**** STORED ROWS

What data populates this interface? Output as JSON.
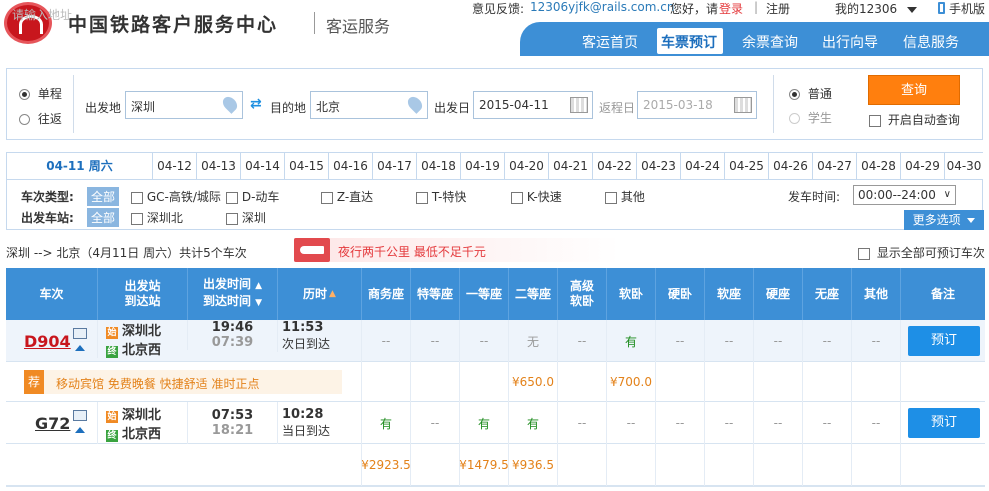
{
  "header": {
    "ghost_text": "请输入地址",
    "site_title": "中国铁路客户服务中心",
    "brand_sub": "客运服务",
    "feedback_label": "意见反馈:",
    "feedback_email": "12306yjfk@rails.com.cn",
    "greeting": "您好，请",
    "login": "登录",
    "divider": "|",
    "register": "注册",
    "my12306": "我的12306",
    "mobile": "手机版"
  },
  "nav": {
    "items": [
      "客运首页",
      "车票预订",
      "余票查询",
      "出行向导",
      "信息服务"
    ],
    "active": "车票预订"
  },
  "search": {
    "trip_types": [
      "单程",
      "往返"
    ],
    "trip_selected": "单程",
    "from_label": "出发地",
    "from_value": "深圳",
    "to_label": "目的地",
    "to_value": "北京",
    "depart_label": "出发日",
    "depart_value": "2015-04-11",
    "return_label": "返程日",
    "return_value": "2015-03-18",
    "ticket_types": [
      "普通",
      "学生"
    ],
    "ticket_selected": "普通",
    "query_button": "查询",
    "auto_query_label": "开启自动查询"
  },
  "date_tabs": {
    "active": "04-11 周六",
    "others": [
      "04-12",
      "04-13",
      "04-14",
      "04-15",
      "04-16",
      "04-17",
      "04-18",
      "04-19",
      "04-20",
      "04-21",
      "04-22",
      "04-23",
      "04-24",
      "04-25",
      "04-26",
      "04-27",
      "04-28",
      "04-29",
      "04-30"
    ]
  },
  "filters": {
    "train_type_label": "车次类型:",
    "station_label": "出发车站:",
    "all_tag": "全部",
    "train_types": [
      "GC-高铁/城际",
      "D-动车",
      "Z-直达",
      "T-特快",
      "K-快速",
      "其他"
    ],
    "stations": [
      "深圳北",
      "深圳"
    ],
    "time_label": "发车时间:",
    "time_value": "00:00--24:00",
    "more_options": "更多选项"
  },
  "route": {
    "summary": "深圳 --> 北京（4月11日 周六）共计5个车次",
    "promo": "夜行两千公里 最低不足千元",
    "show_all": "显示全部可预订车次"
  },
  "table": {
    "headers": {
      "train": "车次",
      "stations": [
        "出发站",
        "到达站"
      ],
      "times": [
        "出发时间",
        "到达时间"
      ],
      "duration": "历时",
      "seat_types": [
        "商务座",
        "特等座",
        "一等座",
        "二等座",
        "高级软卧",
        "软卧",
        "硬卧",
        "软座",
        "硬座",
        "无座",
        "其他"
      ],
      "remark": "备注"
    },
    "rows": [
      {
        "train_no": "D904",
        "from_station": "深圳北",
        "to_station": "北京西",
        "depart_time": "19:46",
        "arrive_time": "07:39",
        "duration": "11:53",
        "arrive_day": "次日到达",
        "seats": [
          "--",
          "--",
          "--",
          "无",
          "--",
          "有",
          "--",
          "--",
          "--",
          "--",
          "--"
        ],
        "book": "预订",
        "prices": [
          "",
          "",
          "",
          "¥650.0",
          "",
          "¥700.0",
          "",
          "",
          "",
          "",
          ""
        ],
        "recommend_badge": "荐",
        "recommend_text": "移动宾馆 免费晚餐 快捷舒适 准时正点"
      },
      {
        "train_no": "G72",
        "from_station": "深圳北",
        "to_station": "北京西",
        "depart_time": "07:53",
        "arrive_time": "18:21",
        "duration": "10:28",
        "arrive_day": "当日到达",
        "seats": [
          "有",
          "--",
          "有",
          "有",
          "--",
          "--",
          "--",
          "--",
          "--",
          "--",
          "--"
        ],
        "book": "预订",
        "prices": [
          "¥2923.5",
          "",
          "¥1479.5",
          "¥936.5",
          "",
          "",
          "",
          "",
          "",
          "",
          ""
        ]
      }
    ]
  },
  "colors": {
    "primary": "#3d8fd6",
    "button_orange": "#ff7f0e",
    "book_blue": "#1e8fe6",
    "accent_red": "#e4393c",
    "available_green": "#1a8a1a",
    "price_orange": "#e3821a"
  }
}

********
**** STORED ROWS

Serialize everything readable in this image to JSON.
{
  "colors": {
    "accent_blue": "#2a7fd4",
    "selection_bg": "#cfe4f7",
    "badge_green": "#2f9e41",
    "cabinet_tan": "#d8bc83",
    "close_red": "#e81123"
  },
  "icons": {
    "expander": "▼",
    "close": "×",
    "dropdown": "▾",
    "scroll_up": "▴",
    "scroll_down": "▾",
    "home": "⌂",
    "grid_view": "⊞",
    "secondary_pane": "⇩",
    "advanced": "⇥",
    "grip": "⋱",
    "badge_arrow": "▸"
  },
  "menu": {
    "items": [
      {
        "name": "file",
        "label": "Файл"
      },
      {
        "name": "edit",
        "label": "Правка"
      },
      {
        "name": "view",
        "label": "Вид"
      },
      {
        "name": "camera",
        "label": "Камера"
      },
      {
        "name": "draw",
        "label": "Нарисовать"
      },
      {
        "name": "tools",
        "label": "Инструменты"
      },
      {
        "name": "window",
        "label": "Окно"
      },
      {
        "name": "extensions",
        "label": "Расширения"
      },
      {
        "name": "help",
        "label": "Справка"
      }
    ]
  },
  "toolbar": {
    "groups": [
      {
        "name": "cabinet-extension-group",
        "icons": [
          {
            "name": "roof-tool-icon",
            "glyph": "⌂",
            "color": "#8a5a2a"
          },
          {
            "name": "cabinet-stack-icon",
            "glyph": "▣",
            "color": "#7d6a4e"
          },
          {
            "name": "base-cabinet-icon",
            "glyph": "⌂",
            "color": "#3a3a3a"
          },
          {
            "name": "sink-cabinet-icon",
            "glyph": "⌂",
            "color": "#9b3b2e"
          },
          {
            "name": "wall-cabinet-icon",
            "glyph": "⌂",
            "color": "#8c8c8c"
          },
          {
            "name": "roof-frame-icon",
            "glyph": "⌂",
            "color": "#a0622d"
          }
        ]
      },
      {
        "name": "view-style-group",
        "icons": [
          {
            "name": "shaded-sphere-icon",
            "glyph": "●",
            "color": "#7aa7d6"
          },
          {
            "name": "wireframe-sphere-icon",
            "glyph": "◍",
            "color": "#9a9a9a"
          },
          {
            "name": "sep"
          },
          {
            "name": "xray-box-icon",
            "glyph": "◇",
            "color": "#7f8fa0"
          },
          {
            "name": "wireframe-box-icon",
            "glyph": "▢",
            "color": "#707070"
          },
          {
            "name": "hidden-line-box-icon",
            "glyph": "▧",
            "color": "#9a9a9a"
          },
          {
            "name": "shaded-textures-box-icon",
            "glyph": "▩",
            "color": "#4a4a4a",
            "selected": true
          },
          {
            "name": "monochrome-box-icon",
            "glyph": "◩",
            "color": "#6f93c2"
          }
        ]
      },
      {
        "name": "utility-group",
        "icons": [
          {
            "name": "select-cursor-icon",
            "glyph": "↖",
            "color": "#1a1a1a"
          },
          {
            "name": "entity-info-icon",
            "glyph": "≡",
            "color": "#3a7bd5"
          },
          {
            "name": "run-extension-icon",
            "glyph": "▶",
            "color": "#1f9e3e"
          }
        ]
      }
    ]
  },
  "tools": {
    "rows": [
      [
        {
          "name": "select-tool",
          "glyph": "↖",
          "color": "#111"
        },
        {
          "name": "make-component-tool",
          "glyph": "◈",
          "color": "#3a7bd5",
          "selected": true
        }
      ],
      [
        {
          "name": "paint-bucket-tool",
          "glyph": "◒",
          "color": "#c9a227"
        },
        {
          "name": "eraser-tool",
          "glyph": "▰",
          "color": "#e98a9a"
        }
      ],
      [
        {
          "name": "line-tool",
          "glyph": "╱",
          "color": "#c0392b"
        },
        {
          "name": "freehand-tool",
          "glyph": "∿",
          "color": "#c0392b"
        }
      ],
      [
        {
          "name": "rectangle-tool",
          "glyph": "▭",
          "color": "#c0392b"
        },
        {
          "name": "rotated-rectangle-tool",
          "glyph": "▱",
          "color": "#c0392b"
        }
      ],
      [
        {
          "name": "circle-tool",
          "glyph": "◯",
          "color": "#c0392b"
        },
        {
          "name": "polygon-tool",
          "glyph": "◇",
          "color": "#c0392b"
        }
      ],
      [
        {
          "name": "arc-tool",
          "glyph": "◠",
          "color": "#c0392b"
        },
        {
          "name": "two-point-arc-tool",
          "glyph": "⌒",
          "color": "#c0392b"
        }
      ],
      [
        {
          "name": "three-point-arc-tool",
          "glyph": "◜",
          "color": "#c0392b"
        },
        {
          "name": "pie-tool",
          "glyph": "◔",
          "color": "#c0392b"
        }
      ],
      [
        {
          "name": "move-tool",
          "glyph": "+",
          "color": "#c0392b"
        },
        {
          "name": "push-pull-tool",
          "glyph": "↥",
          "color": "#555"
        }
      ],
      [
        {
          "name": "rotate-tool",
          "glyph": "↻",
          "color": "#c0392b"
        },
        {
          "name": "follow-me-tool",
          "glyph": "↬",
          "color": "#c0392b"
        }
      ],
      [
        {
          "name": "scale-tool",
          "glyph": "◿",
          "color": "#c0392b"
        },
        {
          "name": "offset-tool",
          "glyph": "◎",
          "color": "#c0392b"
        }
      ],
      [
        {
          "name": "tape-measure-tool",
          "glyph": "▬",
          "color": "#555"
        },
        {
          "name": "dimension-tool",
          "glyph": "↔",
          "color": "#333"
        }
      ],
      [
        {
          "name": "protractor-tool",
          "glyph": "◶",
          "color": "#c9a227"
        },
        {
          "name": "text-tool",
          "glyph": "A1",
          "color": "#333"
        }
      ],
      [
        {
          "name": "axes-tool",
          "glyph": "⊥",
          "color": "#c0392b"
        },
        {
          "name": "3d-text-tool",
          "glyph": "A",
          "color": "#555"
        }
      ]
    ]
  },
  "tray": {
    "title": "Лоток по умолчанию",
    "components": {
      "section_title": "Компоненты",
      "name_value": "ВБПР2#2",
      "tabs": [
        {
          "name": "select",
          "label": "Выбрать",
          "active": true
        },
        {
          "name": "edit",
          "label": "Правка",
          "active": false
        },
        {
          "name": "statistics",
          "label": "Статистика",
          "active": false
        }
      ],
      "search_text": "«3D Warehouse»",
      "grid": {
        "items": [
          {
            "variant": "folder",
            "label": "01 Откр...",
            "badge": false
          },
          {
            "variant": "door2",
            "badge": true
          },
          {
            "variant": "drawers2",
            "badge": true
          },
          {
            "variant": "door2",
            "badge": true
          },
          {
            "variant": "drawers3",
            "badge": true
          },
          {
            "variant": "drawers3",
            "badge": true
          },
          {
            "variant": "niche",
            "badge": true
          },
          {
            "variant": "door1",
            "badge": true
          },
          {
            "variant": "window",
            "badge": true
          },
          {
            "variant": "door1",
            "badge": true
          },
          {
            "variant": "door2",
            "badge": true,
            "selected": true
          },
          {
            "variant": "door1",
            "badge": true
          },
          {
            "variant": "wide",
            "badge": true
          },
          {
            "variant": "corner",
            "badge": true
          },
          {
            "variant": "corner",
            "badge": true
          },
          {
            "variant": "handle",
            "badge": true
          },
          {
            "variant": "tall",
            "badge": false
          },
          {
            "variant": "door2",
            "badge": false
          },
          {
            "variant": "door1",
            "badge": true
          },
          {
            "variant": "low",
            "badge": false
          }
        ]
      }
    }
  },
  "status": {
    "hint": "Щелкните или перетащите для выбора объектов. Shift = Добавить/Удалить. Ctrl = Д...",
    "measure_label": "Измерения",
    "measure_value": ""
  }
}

********
**** STORED ROWS

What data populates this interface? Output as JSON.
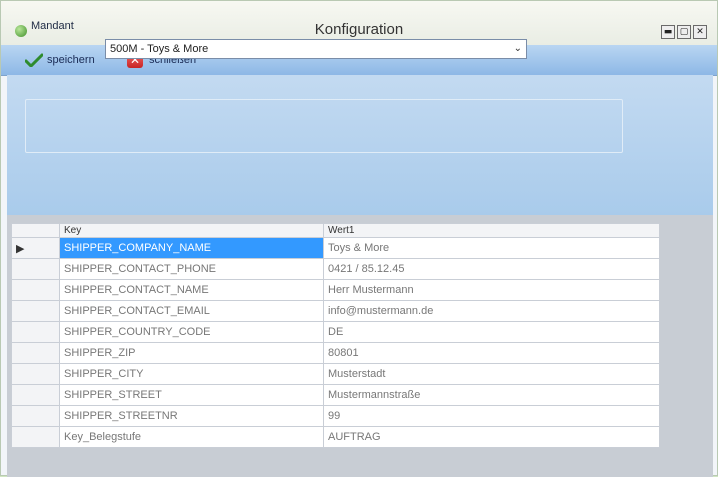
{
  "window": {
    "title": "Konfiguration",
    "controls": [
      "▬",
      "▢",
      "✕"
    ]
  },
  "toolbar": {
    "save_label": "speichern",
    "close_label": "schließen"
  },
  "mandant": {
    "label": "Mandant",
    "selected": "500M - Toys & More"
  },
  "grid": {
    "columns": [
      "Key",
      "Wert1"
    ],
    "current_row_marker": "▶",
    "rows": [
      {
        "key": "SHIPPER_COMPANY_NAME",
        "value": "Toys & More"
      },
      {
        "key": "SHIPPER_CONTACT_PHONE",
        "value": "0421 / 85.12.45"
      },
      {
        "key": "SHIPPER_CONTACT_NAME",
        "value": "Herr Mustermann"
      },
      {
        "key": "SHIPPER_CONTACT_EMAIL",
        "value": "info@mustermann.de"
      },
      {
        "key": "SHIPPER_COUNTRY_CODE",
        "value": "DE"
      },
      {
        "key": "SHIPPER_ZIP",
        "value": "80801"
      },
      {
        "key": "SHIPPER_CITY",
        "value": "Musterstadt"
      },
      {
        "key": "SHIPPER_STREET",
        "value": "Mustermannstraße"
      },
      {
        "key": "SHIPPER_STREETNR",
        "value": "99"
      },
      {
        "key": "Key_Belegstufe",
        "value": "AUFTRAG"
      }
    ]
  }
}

********

= SHORT TASK =
Return only the number of lines in the data that contain "wireframe".

= ANSWER TO THE PROBLEM =
2